> [Part of a data file]
=======
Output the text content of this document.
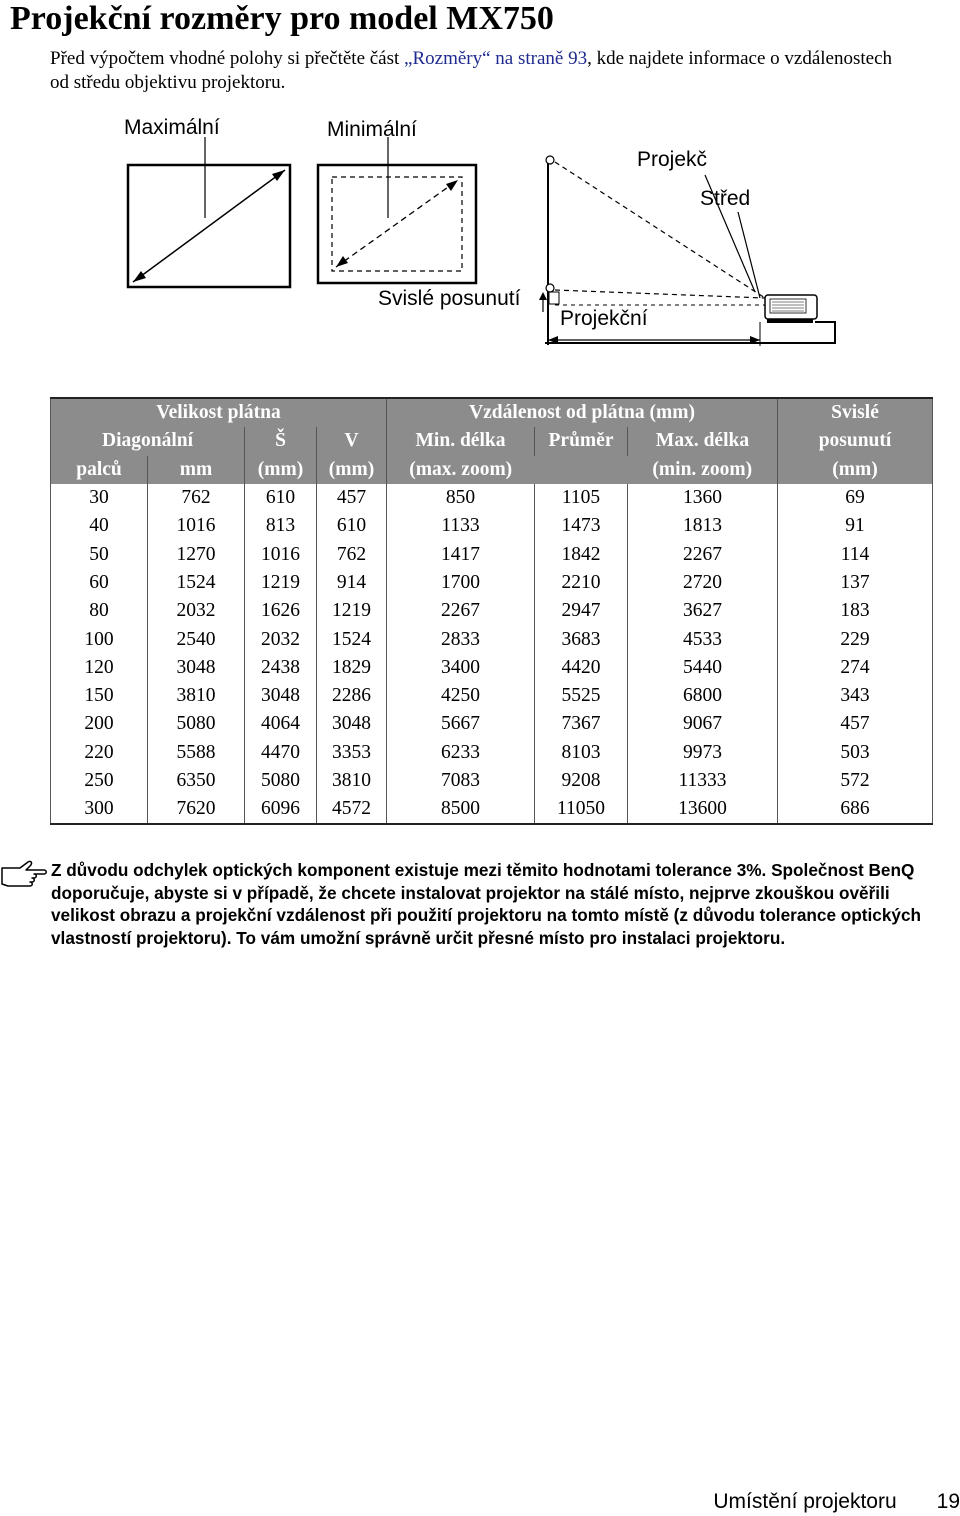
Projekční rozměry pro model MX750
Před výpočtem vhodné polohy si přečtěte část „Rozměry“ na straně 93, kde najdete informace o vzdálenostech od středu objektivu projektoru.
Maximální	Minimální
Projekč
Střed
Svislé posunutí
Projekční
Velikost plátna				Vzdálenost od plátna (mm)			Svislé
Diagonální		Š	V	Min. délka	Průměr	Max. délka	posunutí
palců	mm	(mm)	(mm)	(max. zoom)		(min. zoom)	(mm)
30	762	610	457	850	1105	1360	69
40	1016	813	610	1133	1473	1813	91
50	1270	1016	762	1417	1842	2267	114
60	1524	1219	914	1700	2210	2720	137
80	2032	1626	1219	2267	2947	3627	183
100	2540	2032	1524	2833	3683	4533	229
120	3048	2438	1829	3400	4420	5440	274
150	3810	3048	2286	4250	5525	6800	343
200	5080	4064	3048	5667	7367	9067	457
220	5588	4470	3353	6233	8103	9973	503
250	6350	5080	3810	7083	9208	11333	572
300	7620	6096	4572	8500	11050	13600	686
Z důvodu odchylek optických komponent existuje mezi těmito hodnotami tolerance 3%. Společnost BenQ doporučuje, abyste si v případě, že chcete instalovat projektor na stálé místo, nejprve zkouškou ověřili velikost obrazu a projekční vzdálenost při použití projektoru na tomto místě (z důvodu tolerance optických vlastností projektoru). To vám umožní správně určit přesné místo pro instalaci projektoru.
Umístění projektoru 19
=======
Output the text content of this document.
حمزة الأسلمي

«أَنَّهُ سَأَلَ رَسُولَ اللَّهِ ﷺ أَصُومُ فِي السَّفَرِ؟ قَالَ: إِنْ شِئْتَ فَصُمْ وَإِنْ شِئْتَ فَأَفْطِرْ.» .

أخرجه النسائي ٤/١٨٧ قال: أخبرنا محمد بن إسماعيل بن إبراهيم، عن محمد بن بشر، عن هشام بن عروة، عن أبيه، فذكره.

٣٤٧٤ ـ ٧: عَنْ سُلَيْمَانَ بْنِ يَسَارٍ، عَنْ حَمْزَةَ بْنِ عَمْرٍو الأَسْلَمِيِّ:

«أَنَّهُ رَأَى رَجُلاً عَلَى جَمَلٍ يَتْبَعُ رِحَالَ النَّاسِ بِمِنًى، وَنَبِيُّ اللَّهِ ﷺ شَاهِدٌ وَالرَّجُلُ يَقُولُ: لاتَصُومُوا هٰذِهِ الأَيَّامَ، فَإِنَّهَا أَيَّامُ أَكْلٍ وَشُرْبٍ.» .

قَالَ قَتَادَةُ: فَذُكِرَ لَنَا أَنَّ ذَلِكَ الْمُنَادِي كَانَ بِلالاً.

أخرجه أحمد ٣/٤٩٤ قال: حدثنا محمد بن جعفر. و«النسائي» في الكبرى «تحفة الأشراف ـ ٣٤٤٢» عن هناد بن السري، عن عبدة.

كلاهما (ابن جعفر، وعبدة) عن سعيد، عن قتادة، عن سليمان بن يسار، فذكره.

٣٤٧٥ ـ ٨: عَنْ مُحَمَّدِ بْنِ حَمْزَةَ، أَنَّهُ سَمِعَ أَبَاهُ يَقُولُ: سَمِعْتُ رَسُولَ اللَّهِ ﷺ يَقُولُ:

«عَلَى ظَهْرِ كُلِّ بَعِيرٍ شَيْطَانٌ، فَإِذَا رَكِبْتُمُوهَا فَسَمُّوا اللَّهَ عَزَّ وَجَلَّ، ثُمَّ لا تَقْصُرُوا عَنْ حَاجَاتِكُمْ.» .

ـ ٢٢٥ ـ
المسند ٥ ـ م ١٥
=======
> [Exercise task] Gather all the lines that include the word "فذكره" and copy them out.

> [Solution to the exercise]
أخرجه النسائي ٤/١٨٧ قال: أخبرنا محمد بن إسماعيل بن إبراهيم، عن محمد بن بشر، عن هشام بن عروة، عن أبيه، فذكره.
كلاهما (ابن جعفر، وعبدة) عن سعيد، عن قتادة، عن سليمان بن يسار، فذكره.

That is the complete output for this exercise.